───── DATA EXCERPTS ─────
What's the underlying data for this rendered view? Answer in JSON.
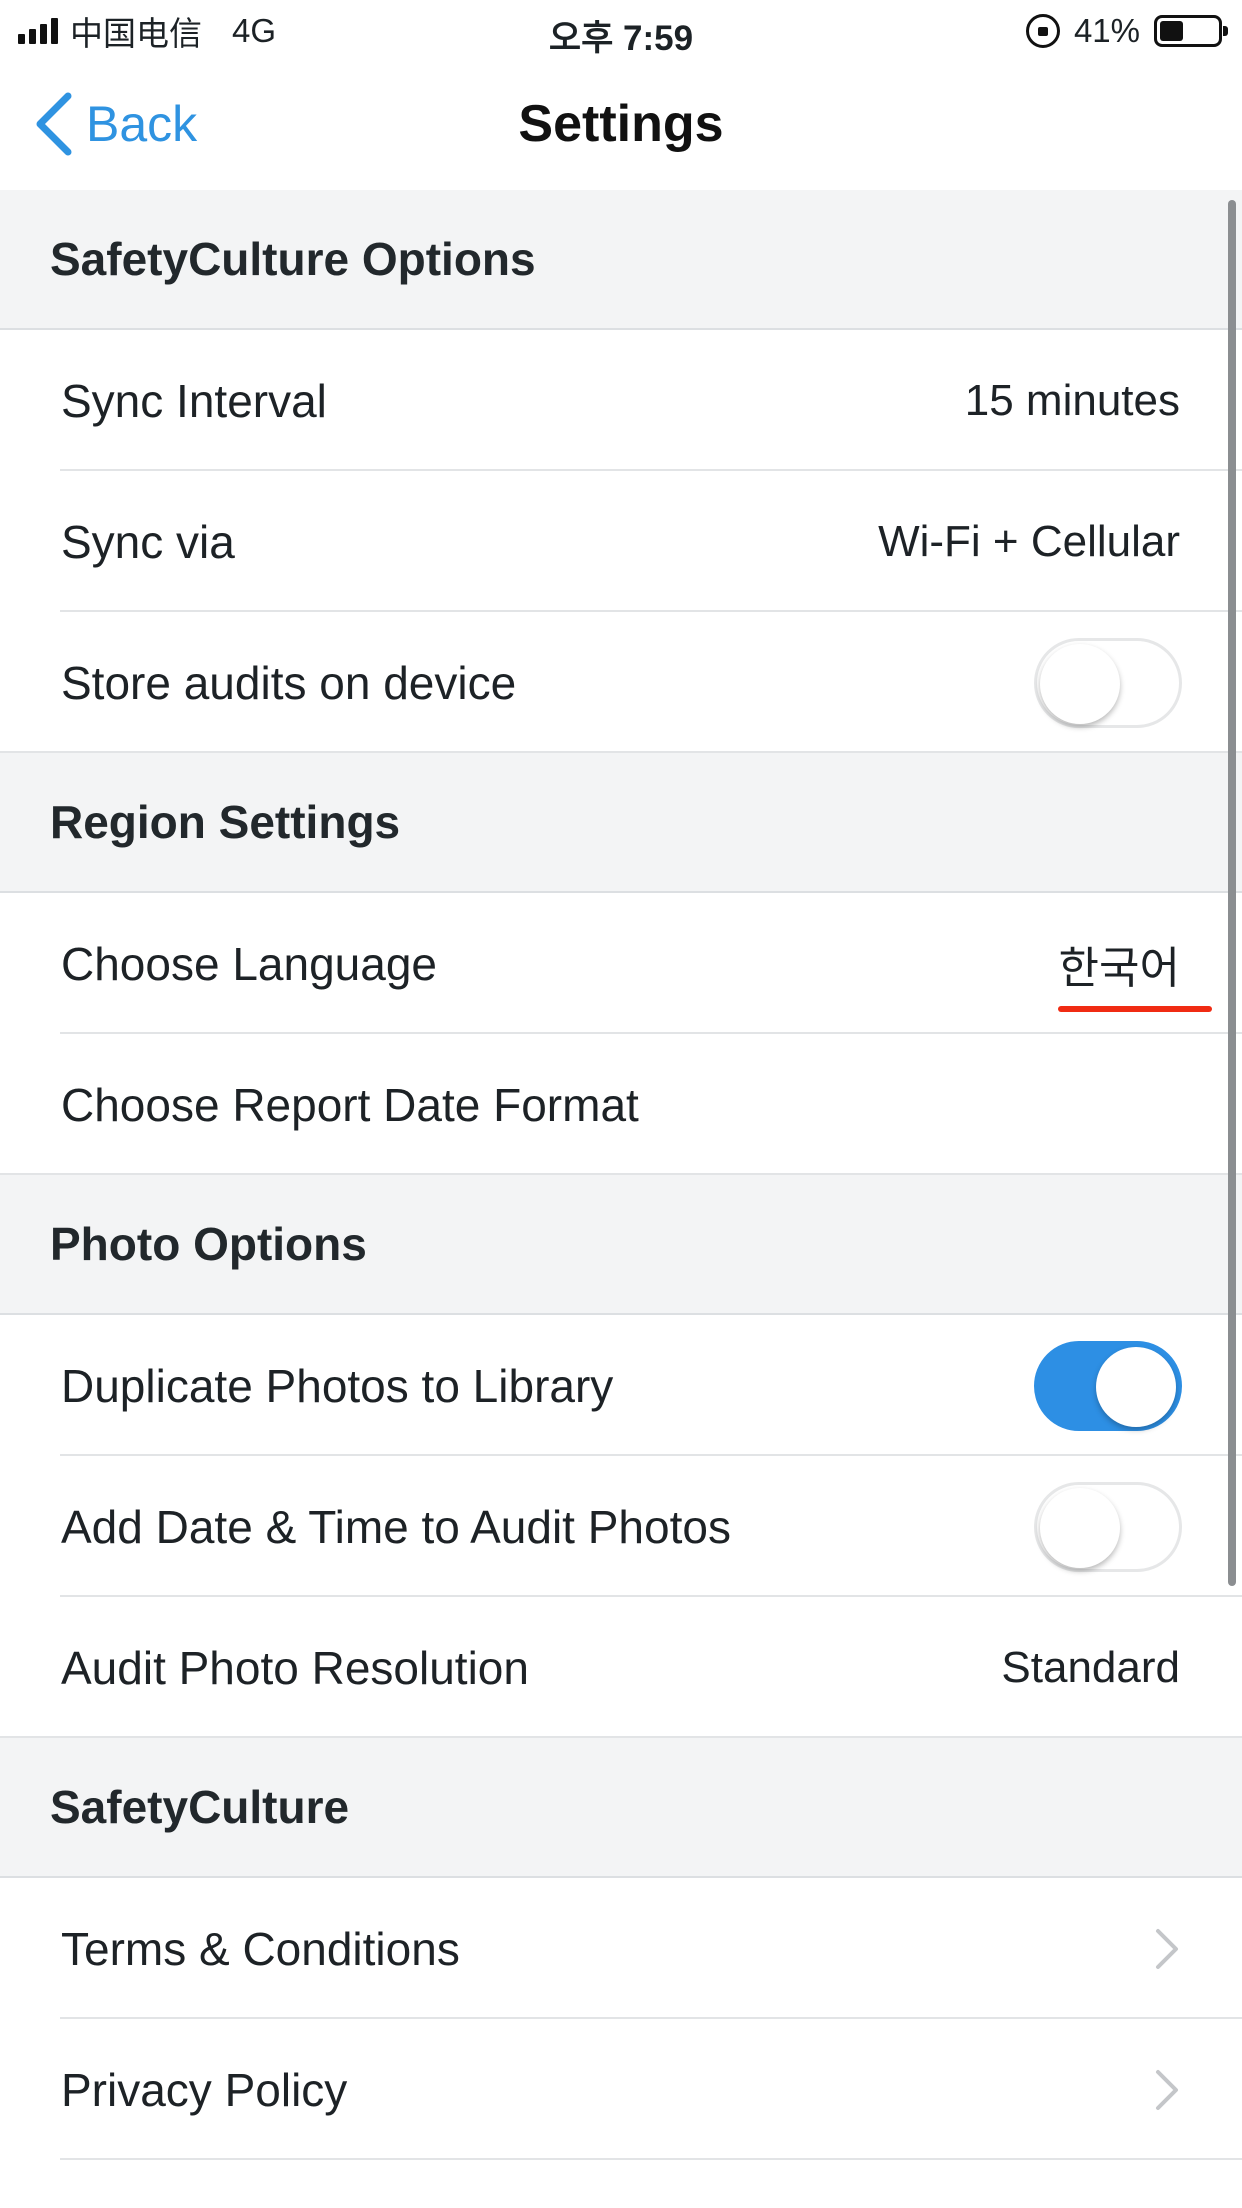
{
  "status_bar": {
    "carrier": "中国电信",
    "network": "4G",
    "time": "오후 7:59",
    "battery_percent": "41%",
    "battery_level": 0.41
  },
  "nav": {
    "back_label": "Back",
    "title": "Settings"
  },
  "sections": {
    "safetyculture_options": {
      "header": "SafetyCulture Options",
      "sync_interval_label": "Sync Interval",
      "sync_interval_value": "15 minutes",
      "sync_via_label": "Sync via",
      "sync_via_value": "Wi-Fi + Cellular",
      "store_audits_label": "Store audits on device",
      "store_audits_on": false
    },
    "region_settings": {
      "header": "Region Settings",
      "choose_language_label": "Choose Language",
      "choose_language_value": "한국어",
      "report_date_format_label": "Choose Report Date Format"
    },
    "photo_options": {
      "header": "Photo Options",
      "duplicate_photos_label": "Duplicate Photos to Library",
      "duplicate_photos_on": true,
      "add_datetime_label": "Add Date & Time to Audit Photos",
      "add_datetime_on": false,
      "resolution_label": "Audit Photo Resolution",
      "resolution_value": "Standard"
    },
    "safetyculture": {
      "header": "SafetyCulture",
      "terms_label": "Terms & Conditions",
      "privacy_label": "Privacy Policy"
    }
  },
  "colors": {
    "accent": "#2f93e1",
    "toggle_on": "#2d8fe4",
    "annotation_underline": "#f02b13",
    "section_background": "#f3f4f5"
  }
}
─────
### INSTRUCTION
Images must not appear in the copy; reproduce everything else in the records verbatim.

### RESPONSE BELOW
What's the underlying data for this rendered view? Answer in JSON.
{
  "status_bar": {
    "carrier": "中国电信",
    "network": "4G",
    "time": "오후 7:59",
    "battery_percent": "41%",
    "battery_level": 0.41
  },
  "nav": {
    "back_label": "Back",
    "title": "Settings"
  },
  "sections": {
    "safetyculture_options": {
      "header": "SafetyCulture Options",
      "sync_interval_label": "Sync Interval",
      "sync_interval_value": "15 minutes",
      "sync_via_label": "Sync via",
      "sync_via_value": "Wi-Fi + Cellular",
      "store_audits_label": "Store audits on device",
      "store_audits_on": false
    },
    "region_settings": {
      "header": "Region Settings",
      "choose_language_label": "Choose Language",
      "choose_language_value": "한국어",
      "report_date_format_label": "Choose Report Date Format"
    },
    "photo_options": {
      "header": "Photo Options",
      "duplicate_photos_label": "Duplicate Photos to Library",
      "duplicate_photos_on": true,
      "add_datetime_label": "Add Date & Time to Audit Photos",
      "add_datetime_on": false,
      "resolution_label": "Audit Photo Resolution",
      "resolution_value": "Standard"
    },
    "safetyculture": {
      "header": "SafetyCulture",
      "terms_label": "Terms & Conditions",
      "privacy_label": "Privacy Policy"
    }
  },
  "colors": {
    "accent": "#2f93e1",
    "toggle_on": "#2d8fe4",
    "annotation_underline": "#f02b13",
    "section_background": "#f3f4f5"
  }
}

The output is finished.